Problem> Leave out the pictures and repeat every record exactly.

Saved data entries

----

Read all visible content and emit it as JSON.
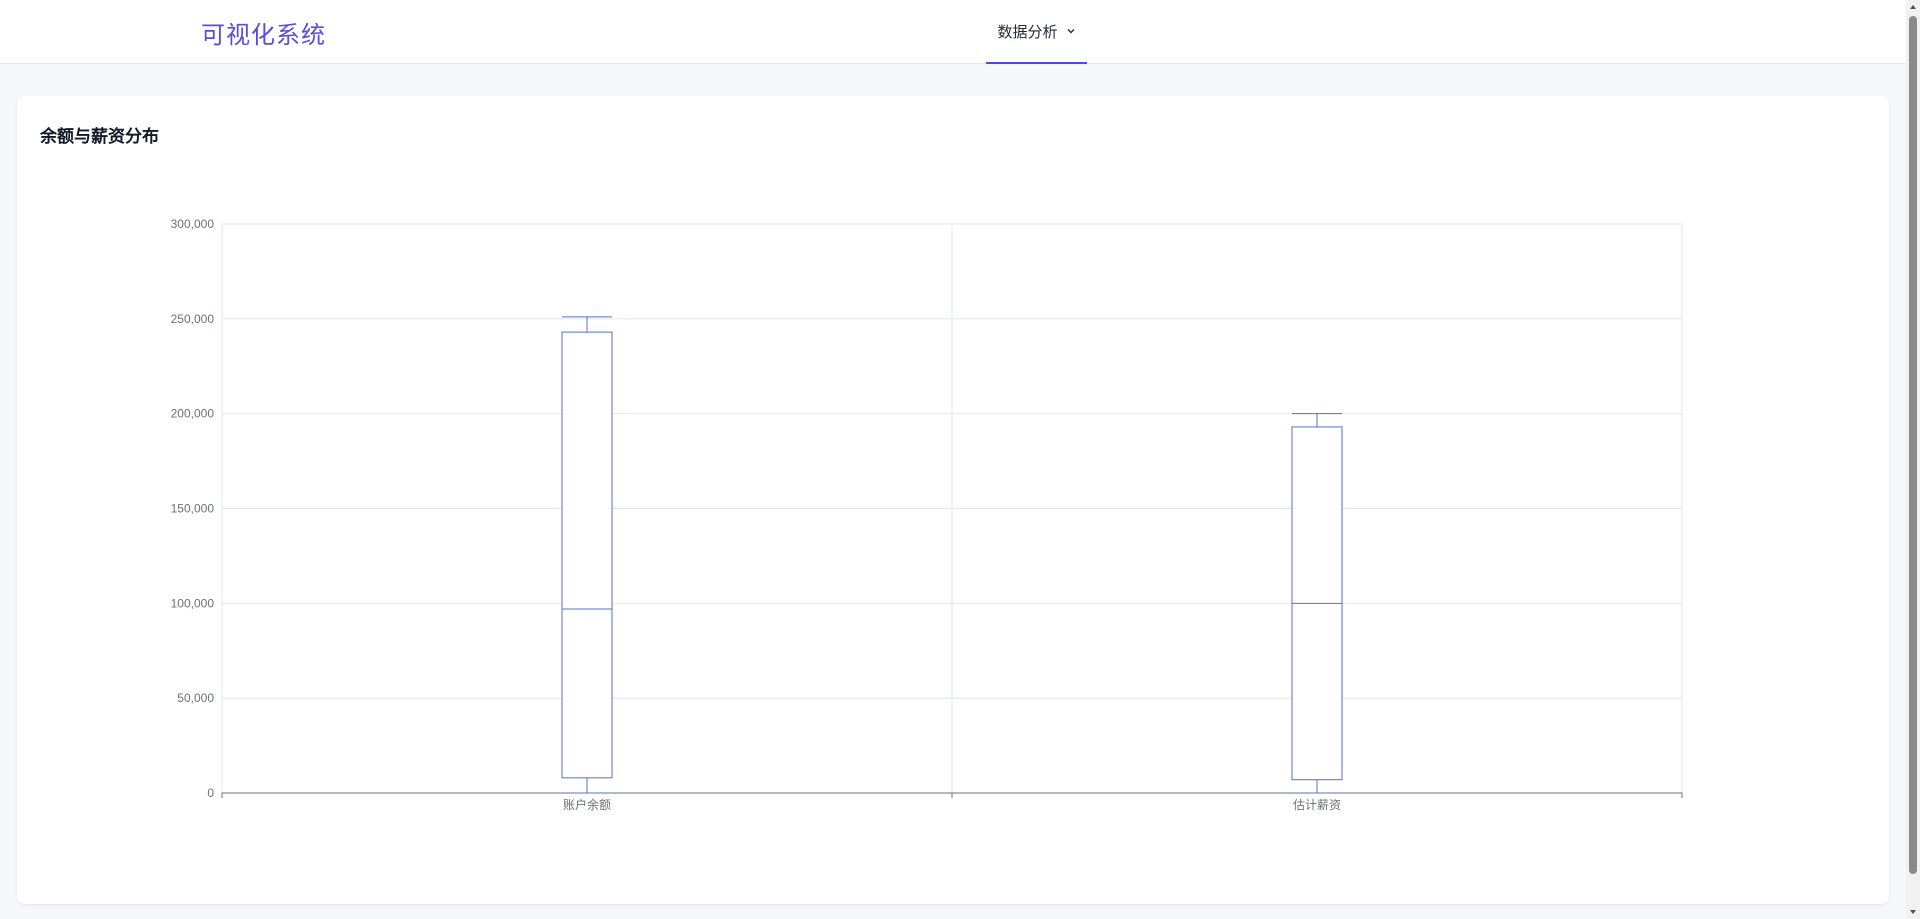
{
  "app": {
    "title": "可视化系统"
  },
  "nav": {
    "tabs": [
      {
        "label": "数据分析",
        "active": true
      }
    ]
  },
  "card": {
    "title": "余额与薪资分布"
  },
  "colors": {
    "brand": "#5b4cdb",
    "accent": "#4f46e5",
    "box_stroke": "#5470c6",
    "grid": "#e0e6f1",
    "axis_text": "#6e7079"
  },
  "chart_data": {
    "type": "boxplot",
    "categories": [
      "账户余额",
      "估计薪资"
    ],
    "series": [
      {
        "values": [
          {
            "min": 0,
            "q1": 8000,
            "median": 97000,
            "q3": 243000,
            "max": 251000
          },
          {
            "min": 0,
            "q1": 7000,
            "median": 100000,
            "q3": 193000,
            "max": 200000
          }
        ]
      }
    ],
    "ylim": [
      0,
      300000
    ],
    "yticks": [
      "0",
      "50,000",
      "100,000",
      "150,000",
      "200,000",
      "250,000",
      "300,000"
    ],
    "ytick_values": [
      0,
      50000,
      100000,
      150000,
      200000,
      250000,
      300000
    ],
    "grid": true,
    "xlabel": "",
    "ylabel": ""
  }
}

----

Finished exercise>
Read all visible content and emit it as JSON.
{
  "app": {
    "title": "可视化系统"
  },
  "nav": {
    "tabs": [
      {
        "label": "数据分析",
        "active": true
      }
    ]
  },
  "card": {
    "title": "余额与薪资分布"
  },
  "colors": {
    "brand": "#5b4cdb",
    "accent": "#4f46e5",
    "box_stroke": "#5470c6",
    "grid": "#e0e6f1",
    "axis_text": "#6e7079"
  },
  "chart_data": {
    "type": "boxplot",
    "categories": [
      "账户余额",
      "估计薪资"
    ],
    "series": [
      {
        "values": [
          {
            "min": 0,
            "q1": 8000,
            "median": 97000,
            "q3": 243000,
            "max": 251000
          },
          {
            "min": 0,
            "q1": 7000,
            "median": 100000,
            "q3": 193000,
            "max": 200000
          }
        ]
      }
    ],
    "ylim": [
      0,
      300000
    ],
    "yticks": [
      "0",
      "50,000",
      "100,000",
      "150,000",
      "200,000",
      "250,000",
      "300,000"
    ],
    "ytick_values": [
      0,
      50000,
      100000,
      150000,
      200000,
      250000,
      300000
    ],
    "grid": true,
    "xlabel": "",
    "ylabel": ""
  }
}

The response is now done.